***** Exercise material

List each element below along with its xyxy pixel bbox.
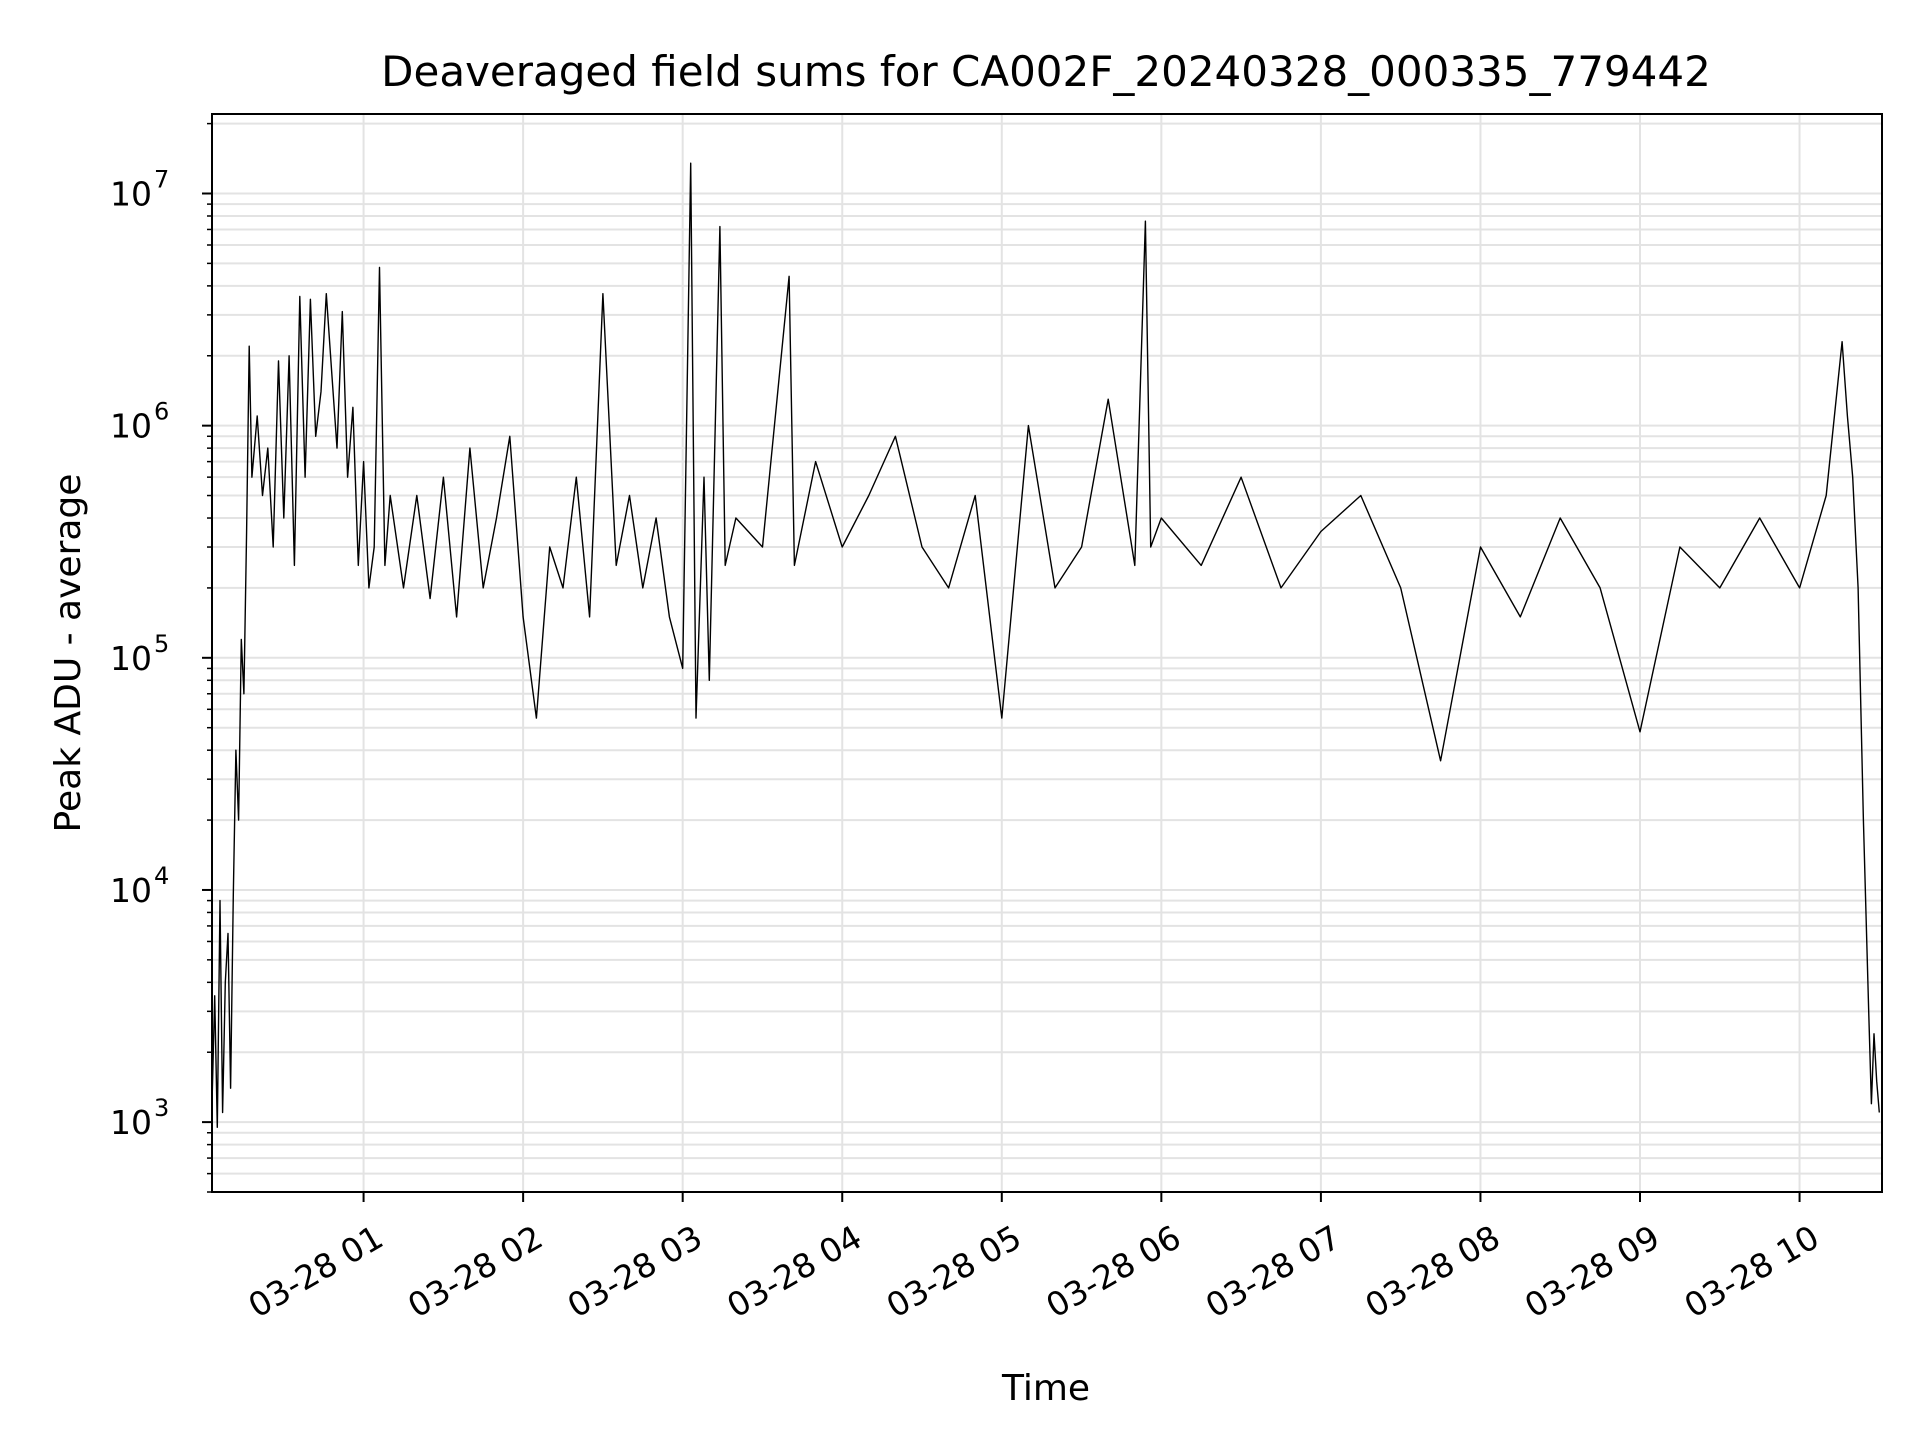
y-tick-exponent: 3 [154,1094,169,1122]
y-axis-label: Peak ADU - average [48,474,89,833]
y-tick-label: 10 [110,174,152,213]
y-tick-label: 10 [110,871,152,910]
y-tick-exponent: 7 [154,165,169,193]
plot-area [211,162,1880,1128]
grid [212,114,1882,1193]
y-tick-exponent: 4 [154,862,169,890]
chart-title: Deaveraged field sums for CA002F_2024032… [381,47,1711,96]
y-tick-exponent: 6 [154,398,169,426]
y-tick-label: 10 [110,407,152,446]
axes-frame [211,113,1883,1193]
x-axis-label: Time [1001,1368,1090,1409]
y-tick-label: 10 [110,1103,152,1142]
y-tick-exponent: 5 [154,630,169,658]
y-tick-label: 10 [110,639,152,678]
series-line [211,162,1880,1128]
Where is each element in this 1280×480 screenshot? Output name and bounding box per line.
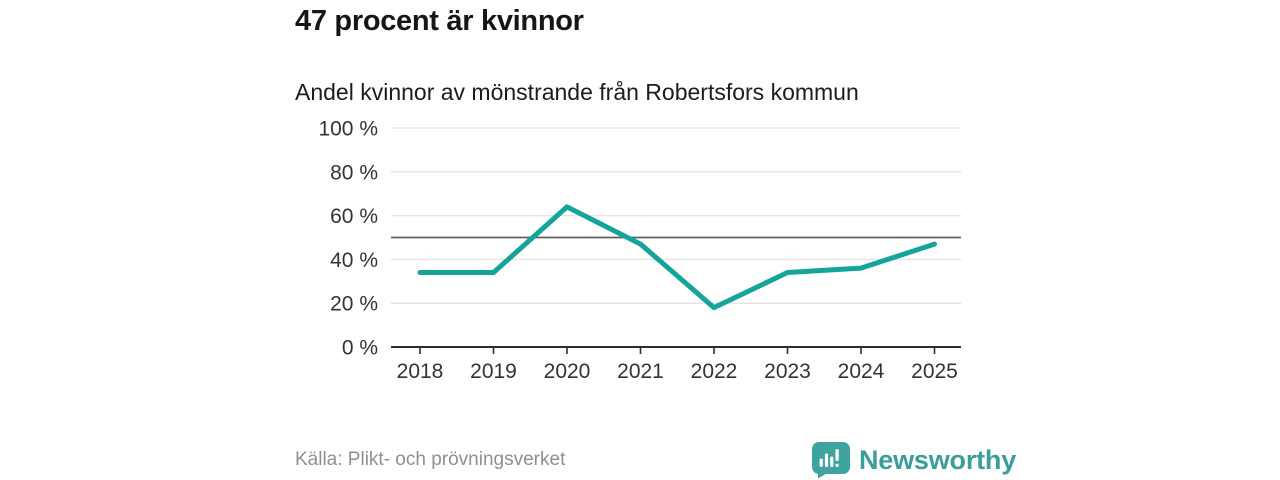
newsworthy-brand: Newsworthy	[812, 442, 1016, 479]
x-tick-label: 2020	[544, 360, 591, 383]
x-tick-label: 2019	[470, 360, 517, 383]
chart-title: 47 procent är kvinnor	[295, 5, 584, 37]
x-tick-label: 2025	[911, 360, 958, 383]
chart-subtitle: Andel kvinnor av mönstrande från Roberts…	[295, 79, 859, 105]
source-note: Källa: Plikt- och prövningsverket	[295, 449, 566, 470]
y-tick-label: 40 %	[330, 249, 378, 272]
x-tick-label: 2023	[764, 360, 811, 383]
newsworthy-logo-icon	[812, 442, 850, 479]
x-tick-label: 2021	[617, 360, 664, 383]
data-line	[417, 204, 937, 311]
y-tick-label: 80 %	[330, 161, 378, 184]
y-tick-label: 60 %	[330, 205, 378, 228]
y-tick-label: 20 %	[330, 293, 378, 316]
brand-name: Newsworthy	[859, 445, 1017, 475]
y-tick-label: 100 %	[318, 118, 378, 141]
x-tick-label: 2024	[838, 360, 885, 383]
x-tick-label: 2022	[691, 360, 738, 383]
x-tick-label: 2018	[397, 360, 444, 383]
y-tick-label: 0 %	[342, 337, 378, 360]
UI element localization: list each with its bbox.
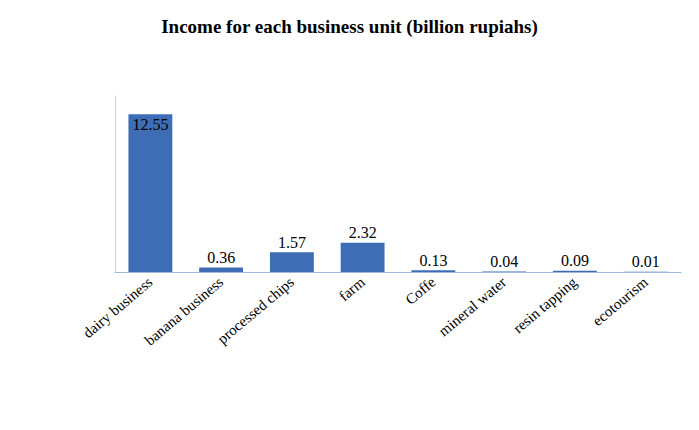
- svg-text:2.32: 2.32: [349, 224, 377, 241]
- svg-text:farm: farm: [336, 274, 368, 305]
- svg-text:processed chips: processed chips: [214, 274, 297, 347]
- svg-text:mineral water: mineral water: [436, 274, 510, 340]
- svg-text:banana business: banana business: [142, 274, 227, 349]
- svg-text:dairy business: dairy business: [80, 274, 156, 341]
- svg-text:0.13: 0.13: [419, 252, 447, 269]
- svg-text:Income for each business unit: Income for each business unit (billion r…: [161, 16, 538, 38]
- svg-text:12.55: 12.55: [132, 116, 168, 133]
- svg-text:Coffe: Coffe: [402, 274, 438, 308]
- svg-text:0.09: 0.09: [561, 252, 589, 269]
- svg-text:ecotourism: ecotourism: [589, 274, 651, 329]
- svg-text:0.36: 0.36: [207, 249, 235, 266]
- svg-text:0.04: 0.04: [490, 253, 518, 270]
- svg-text:0.01: 0.01: [632, 253, 660, 270]
- svg-text:1.57: 1.57: [278, 234, 306, 251]
- svg-text:resin tapping: resin tapping: [510, 274, 580, 337]
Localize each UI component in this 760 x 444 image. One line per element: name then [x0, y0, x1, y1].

**********

_Task brief_.
Copy out the rows verbatim, starting at the line that contains "442, 1016, 479]" and ending after the line that contains "360, 811, 383]".

_Response_.
newsworthy-brand: Newsworthy	[812, 442, 1016, 479]
x-tick-label: 2020	[544, 360, 591, 383]
x-tick-label: 2019	[470, 360, 517, 383]
chart-title: 47 procent är kvinnor	[295, 5, 584, 37]
x-tick-label: 2025	[911, 360, 958, 383]
chart-subtitle: Andel kvinnor av mönstrande från Roberts…	[295, 79, 859, 105]
source-note: Källa: Plikt- och prövningsverket	[295, 449, 566, 470]
y-tick-label: 40 %	[330, 249, 378, 272]
x-tick-label: 2023	[764, 360, 811, 383]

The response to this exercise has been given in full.